◆ PROBLEM TO WORK ON ◆
All of the data must be printed exactly; please include every line.

Figure data in JSON
▽

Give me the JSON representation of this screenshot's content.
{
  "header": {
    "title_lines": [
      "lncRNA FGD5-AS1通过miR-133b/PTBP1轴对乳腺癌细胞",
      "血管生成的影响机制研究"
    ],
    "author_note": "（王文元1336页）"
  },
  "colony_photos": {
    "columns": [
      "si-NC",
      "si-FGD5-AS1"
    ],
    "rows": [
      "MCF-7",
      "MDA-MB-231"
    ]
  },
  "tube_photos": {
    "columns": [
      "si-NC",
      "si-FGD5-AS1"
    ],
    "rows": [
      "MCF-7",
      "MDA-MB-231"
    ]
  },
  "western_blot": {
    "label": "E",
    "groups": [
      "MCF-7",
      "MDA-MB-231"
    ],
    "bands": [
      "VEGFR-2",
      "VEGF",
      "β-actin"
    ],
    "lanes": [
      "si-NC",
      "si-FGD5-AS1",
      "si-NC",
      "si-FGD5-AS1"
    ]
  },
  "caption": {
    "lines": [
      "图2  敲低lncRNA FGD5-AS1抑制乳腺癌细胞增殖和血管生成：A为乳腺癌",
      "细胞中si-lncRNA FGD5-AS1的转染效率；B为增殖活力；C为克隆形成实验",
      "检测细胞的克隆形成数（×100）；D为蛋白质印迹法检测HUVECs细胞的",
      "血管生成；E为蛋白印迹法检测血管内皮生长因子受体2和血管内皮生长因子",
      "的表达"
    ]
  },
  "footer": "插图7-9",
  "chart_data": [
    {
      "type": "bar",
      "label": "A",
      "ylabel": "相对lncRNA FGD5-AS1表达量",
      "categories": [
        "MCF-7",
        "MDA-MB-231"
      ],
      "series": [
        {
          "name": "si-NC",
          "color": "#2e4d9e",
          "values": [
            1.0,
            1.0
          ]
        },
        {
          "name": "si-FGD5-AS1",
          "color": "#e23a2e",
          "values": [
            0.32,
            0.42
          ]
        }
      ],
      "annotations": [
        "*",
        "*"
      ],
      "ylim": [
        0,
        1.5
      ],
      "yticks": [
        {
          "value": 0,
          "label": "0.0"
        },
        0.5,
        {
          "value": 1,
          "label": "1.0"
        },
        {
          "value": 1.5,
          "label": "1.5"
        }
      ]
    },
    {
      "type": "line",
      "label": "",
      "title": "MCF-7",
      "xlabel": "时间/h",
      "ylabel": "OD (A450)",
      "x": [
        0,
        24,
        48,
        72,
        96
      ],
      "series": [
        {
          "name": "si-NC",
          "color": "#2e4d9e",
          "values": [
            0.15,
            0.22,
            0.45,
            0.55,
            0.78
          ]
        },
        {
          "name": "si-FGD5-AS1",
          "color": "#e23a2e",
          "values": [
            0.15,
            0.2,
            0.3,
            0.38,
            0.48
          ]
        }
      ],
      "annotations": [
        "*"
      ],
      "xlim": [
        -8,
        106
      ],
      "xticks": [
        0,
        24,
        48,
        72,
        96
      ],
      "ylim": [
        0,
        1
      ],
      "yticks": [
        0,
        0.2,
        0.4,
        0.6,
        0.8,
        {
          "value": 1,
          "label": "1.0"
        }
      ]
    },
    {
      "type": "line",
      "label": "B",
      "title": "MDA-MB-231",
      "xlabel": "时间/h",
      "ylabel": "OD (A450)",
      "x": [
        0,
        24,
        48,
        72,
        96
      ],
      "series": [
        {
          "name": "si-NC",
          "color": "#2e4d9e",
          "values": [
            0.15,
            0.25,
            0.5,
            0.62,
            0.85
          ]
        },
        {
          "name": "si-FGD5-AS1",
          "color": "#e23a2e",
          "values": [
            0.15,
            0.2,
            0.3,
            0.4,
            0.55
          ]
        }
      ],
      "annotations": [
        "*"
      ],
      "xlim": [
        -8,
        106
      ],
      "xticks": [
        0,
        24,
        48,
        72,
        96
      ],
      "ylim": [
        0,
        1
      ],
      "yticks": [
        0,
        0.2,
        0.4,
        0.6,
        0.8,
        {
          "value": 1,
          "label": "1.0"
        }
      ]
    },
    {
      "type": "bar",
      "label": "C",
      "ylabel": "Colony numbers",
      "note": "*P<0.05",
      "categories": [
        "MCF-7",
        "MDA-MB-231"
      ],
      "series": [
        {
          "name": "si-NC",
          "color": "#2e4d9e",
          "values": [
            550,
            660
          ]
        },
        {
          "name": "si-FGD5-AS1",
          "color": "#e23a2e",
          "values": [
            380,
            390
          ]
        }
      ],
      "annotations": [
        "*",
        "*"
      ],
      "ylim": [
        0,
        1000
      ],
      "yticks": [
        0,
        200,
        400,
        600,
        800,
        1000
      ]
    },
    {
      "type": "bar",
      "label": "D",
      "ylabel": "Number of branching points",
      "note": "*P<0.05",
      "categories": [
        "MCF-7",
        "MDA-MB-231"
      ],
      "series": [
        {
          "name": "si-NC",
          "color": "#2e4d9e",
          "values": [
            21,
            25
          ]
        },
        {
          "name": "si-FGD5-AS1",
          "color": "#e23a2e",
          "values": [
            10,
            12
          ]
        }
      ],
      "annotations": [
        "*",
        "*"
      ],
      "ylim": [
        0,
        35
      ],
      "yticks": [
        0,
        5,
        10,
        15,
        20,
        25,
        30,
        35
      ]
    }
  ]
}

△

◆ FINISHED ANSWER ◆
Give me the JSON representation of this screenshot's content.
{
  "header": {
    "title_lines": [
      "lncRNA FGD5-AS1通过miR-133b/PTBP1轴对乳腺癌细胞",
      "血管生成的影响机制研究"
    ],
    "author_note": "（王文元1336页）"
  },
  "colony_photos": {
    "columns": [
      "si-NC",
      "si-FGD5-AS1"
    ],
    "rows": [
      "MCF-7",
      "MDA-MB-231"
    ]
  },
  "tube_photos": {
    "columns": [
      "si-NC",
      "si-FGD5-AS1"
    ],
    "rows": [
      "MCF-7",
      "MDA-MB-231"
    ]
  },
  "western_blot": {
    "label": "E",
    "groups": [
      "MCF-7",
      "MDA-MB-231"
    ],
    "bands": [
      "VEGFR-2",
      "VEGF",
      "β-actin"
    ],
    "lanes": [
      "si-NC",
      "si-FGD5-AS1",
      "si-NC",
      "si-FGD5-AS1"
    ]
  },
  "caption": {
    "lines": [
      "图2  敲低lncRNA FGD5-AS1抑制乳腺癌细胞增殖和血管生成：A为乳腺癌",
      "细胞中si-lncRNA FGD5-AS1的转染效率；B为增殖活力；C为克隆形成实验",
      "检测细胞的克隆形成数（×100）；D为蛋白质印迹法检测HUVECs细胞的",
      "血管生成；E为蛋白印迹法检测血管内皮生长因子受体2和血管内皮生长因子",
      "的表达"
    ]
  },
  "footer": "插图7-9",
  "chart_data": [
    {
      "type": "bar",
      "label": "A",
      "ylabel": "相对lncRNA FGD5-AS1表达量",
      "categories": [
        "MCF-7",
        "MDA-MB-231"
      ],
      "series": [
        {
          "name": "si-NC",
          "color": "#2e4d9e",
          "values": [
            1.0,
            1.0
          ]
        },
        {
          "name": "si-FGD5-AS1",
          "color": "#e23a2e",
          "values": [
            0.32,
            0.42
          ]
        }
      ],
      "annotations": [
        "*",
        "*"
      ],
      "ylim": [
        0,
        1.5
      ],
      "yticks": [
        {
          "value": 0,
          "label": "0.0"
        },
        0.5,
        {
          "value": 1,
          "label": "1.0"
        },
        {
          "value": 1.5,
          "label": "1.5"
        }
      ]
    },
    {
      "type": "line",
      "label": "",
      "title": "MCF-7",
      "xlabel": "时间/h",
      "ylabel": "OD (A450)",
      "x": [
        0,
        24,
        48,
        72,
        96
      ],
      "series": [
        {
          "name": "si-NC",
          "color": "#2e4d9e",
          "values": [
            0.15,
            0.22,
            0.45,
            0.55,
            0.78
          ]
        },
        {
          "name": "si-FGD5-AS1",
          "color": "#e23a2e",
          "values": [
            0.15,
            0.2,
            0.3,
            0.38,
            0.48
          ]
        }
      ],
      "annotations": [
        "*"
      ],
      "xlim": [
        -8,
        106
      ],
      "xticks": [
        0,
        24,
        48,
        72,
        96
      ],
      "ylim": [
        0,
        1
      ],
      "yticks": [
        0,
        0.2,
        0.4,
        0.6,
        0.8,
        {
          "value": 1,
          "label": "1.0"
        }
      ]
    },
    {
      "type": "line",
      "label": "B",
      "title": "MDA-MB-231",
      "xlabel": "时间/h",
      "ylabel": "OD (A450)",
      "x": [
        0,
        24,
        48,
        72,
        96
      ],
      "series": [
        {
          "name": "si-NC",
          "color": "#2e4d9e",
          "values": [
            0.15,
            0.25,
            0.5,
            0.62,
            0.85
          ]
        },
        {
          "name": "si-FGD5-AS1",
          "color": "#e23a2e",
          "values": [
            0.15,
            0.2,
            0.3,
            0.4,
            0.55
          ]
        }
      ],
      "annotations": [
        "*"
      ],
      "xlim": [
        -8,
        106
      ],
      "xticks": [
        0,
        24,
        48,
        72,
        96
      ],
      "ylim": [
        0,
        1
      ],
      "yticks": [
        0,
        0.2,
        0.4,
        0.6,
        0.8,
        {
          "value": 1,
          "label": "1.0"
        }
      ]
    },
    {
      "type": "bar",
      "label": "C",
      "ylabel": "Colony numbers",
      "note": "*P<0.05",
      "categories": [
        "MCF-7",
        "MDA-MB-231"
      ],
      "series": [
        {
          "name": "si-NC",
          "color": "#2e4d9e",
          "values": [
            550,
            660
          ]
        },
        {
          "name": "si-FGD5-AS1",
          "color": "#e23a2e",
          "values": [
            380,
            390
          ]
        }
      ],
      "annotations": [
        "*",
        "*"
      ],
      "ylim": [
        0,
        1000
      ],
      "yticks": [
        0,
        200,
        400,
        600,
        800,
        1000
      ]
    },
    {
      "type": "bar",
      "label": "D",
      "ylabel": "Number of branching points",
      "note": "*P<0.05",
      "categories": [
        "MCF-7",
        "MDA-MB-231"
      ],
      "series": [
        {
          "name": "si-NC",
          "color": "#2e4d9e",
          "values": [
            21,
            25
          ]
        },
        {
          "name": "si-FGD5-AS1",
          "color": "#e23a2e",
          "values": [
            10,
            12
          ]
        }
      ],
      "annotations": [
        "*",
        "*"
      ],
      "ylim": [
        0,
        35
      ],
      "yticks": [
        0,
        5,
        10,
        15,
        20,
        25,
        30,
        35
      ]
    }
  ]
}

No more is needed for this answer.